**Entries shown**
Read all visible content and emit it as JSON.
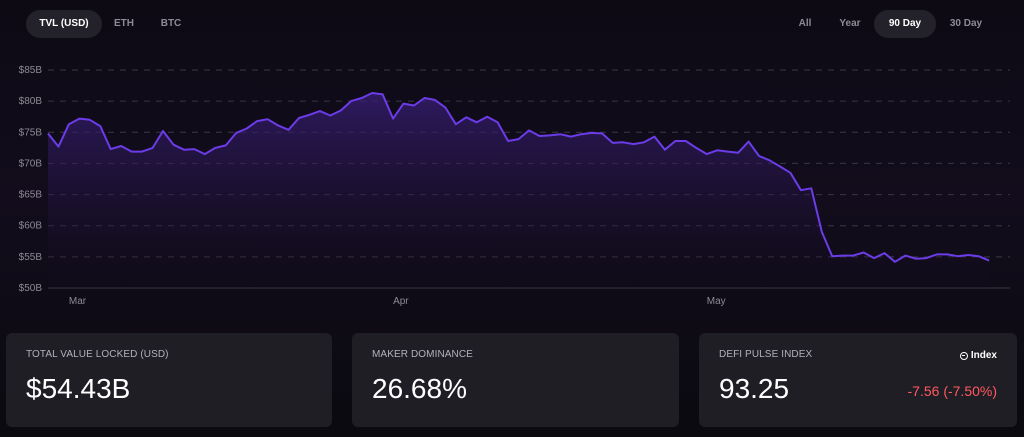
{
  "toolbar": {
    "left_tabs": [
      {
        "label": "TVL (USD)",
        "active": true
      },
      {
        "label": "ETH",
        "active": false
      },
      {
        "label": "BTC",
        "active": false
      }
    ],
    "right_tabs": [
      {
        "label": "All",
        "active": false
      },
      {
        "label": "Year",
        "active": false
      },
      {
        "label": "90 Day",
        "active": true
      },
      {
        "label": "30 Day",
        "active": false
      }
    ]
  },
  "colors": {
    "line": "#6b3ce8",
    "fill_top": "#3a1f7a",
    "grid": "#3a3845",
    "axis_text": "#8c8a94",
    "negative": "#ff5a5f"
  },
  "chart_data": {
    "type": "area",
    "title": "",
    "xlabel": "",
    "ylabel": "",
    "y_tick_labels": [
      "$50B",
      "$55B",
      "$60B",
      "$65B",
      "$70B",
      "$75B",
      "$80B",
      "$85B"
    ],
    "y_ticks": [
      50,
      55,
      60,
      65,
      70,
      75,
      80,
      85
    ],
    "ylim": [
      50,
      85
    ],
    "x_tick_labels": [
      {
        "label": "Mar",
        "day": 2
      },
      {
        "label": "Apr",
        "day": 33
      },
      {
        "label": "May",
        "day": 63
      }
    ],
    "xlim": [
      0,
      92
    ],
    "grid": true,
    "series": [
      {
        "name": "",
        "values": [
          74.8,
          72.7,
          76.3,
          77.2,
          77.0,
          76.0,
          72.3,
          72.8,
          71.9,
          71.9,
          72.5,
          75.2,
          73.0,
          72.2,
          72.3,
          71.5,
          72.5,
          72.9,
          74.9,
          75.6,
          76.8,
          77.1,
          76.1,
          75.4,
          77.3,
          77.8,
          78.4,
          77.7,
          78.5,
          80.0,
          80.5,
          81.3,
          81.1,
          77.2,
          79.6,
          79.3,
          80.5,
          80.2,
          79.0,
          76.3,
          77.4,
          76.6,
          77.5,
          76.6,
          73.6,
          73.9,
          75.3,
          74.4,
          74.5,
          74.7,
          74.3,
          74.7,
          74.9,
          74.8,
          73.3,
          73.4,
          73.1,
          73.4,
          74.3,
          72.2,
          73.6,
          73.6,
          72.5,
          71.5,
          72.1,
          71.9,
          71.7,
          73.5,
          71.2,
          70.5,
          69.5,
          68.5,
          65.7,
          66.0,
          59.0,
          55.1,
          55.2,
          55.2,
          55.7,
          54.8,
          55.6,
          54.2,
          55.2,
          54.7,
          54.8,
          55.4,
          55.4,
          55.1,
          55.3,
          55.1,
          54.4
        ]
      }
    ]
  },
  "cards": [
    {
      "label": "TOTAL VALUE LOCKED (USD)",
      "value": "$54.43B"
    },
    {
      "label": "MAKER DOMINANCE",
      "value": "26.68%"
    },
    {
      "label": "DEFI PULSE INDEX",
      "value": "93.25",
      "badge": "Index",
      "change": "-7.56  (-7.50%)"
    }
  ]
}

**Requirement**
Reproduce the listing exactly. Leave its pictures out.

**Answer to the task**
Read all visible content and emit it as JSON.
{
  "toolbar": {
    "left_tabs": [
      {
        "label": "TVL (USD)",
        "active": true
      },
      {
        "label": "ETH",
        "active": false
      },
      {
        "label": "BTC",
        "active": false
      }
    ],
    "right_tabs": [
      {
        "label": "All",
        "active": false
      },
      {
        "label": "Year",
        "active": false
      },
      {
        "label": "90 Day",
        "active": true
      },
      {
        "label": "30 Day",
        "active": false
      }
    ]
  },
  "colors": {
    "line": "#6b3ce8",
    "fill_top": "#3a1f7a",
    "grid": "#3a3845",
    "axis_text": "#8c8a94",
    "negative": "#ff5a5f"
  },
  "chart_data": {
    "type": "area",
    "title": "",
    "xlabel": "",
    "ylabel": "",
    "y_tick_labels": [
      "$50B",
      "$55B",
      "$60B",
      "$65B",
      "$70B",
      "$75B",
      "$80B",
      "$85B"
    ],
    "y_ticks": [
      50,
      55,
      60,
      65,
      70,
      75,
      80,
      85
    ],
    "ylim": [
      50,
      85
    ],
    "x_tick_labels": [
      {
        "label": "Mar",
        "day": 2
      },
      {
        "label": "Apr",
        "day": 33
      },
      {
        "label": "May",
        "day": 63
      }
    ],
    "xlim": [
      0,
      92
    ],
    "grid": true,
    "series": [
      {
        "name": "",
        "values": [
          74.8,
          72.7,
          76.3,
          77.2,
          77.0,
          76.0,
          72.3,
          72.8,
          71.9,
          71.9,
          72.5,
          75.2,
          73.0,
          72.2,
          72.3,
          71.5,
          72.5,
          72.9,
          74.9,
          75.6,
          76.8,
          77.1,
          76.1,
          75.4,
          77.3,
          77.8,
          78.4,
          77.7,
          78.5,
          80.0,
          80.5,
          81.3,
          81.1,
          77.2,
          79.6,
          79.3,
          80.5,
          80.2,
          79.0,
          76.3,
          77.4,
          76.6,
          77.5,
          76.6,
          73.6,
          73.9,
          75.3,
          74.4,
          74.5,
          74.7,
          74.3,
          74.7,
          74.9,
          74.8,
          73.3,
          73.4,
          73.1,
          73.4,
          74.3,
          72.2,
          73.6,
          73.6,
          72.5,
          71.5,
          72.1,
          71.9,
          71.7,
          73.5,
          71.2,
          70.5,
          69.5,
          68.5,
          65.7,
          66.0,
          59.0,
          55.1,
          55.2,
          55.2,
          55.7,
          54.8,
          55.6,
          54.2,
          55.2,
          54.7,
          54.8,
          55.4,
          55.4,
          55.1,
          55.3,
          55.1,
          54.4
        ]
      }
    ]
  },
  "cards": [
    {
      "label": "TOTAL VALUE LOCKED (USD)",
      "value": "$54.43B"
    },
    {
      "label": "MAKER DOMINANCE",
      "value": "26.68%"
    },
    {
      "label": "DEFI PULSE INDEX",
      "value": "93.25",
      "badge": "Index",
      "change": "-7.56  (-7.50%)"
    }
  ]
}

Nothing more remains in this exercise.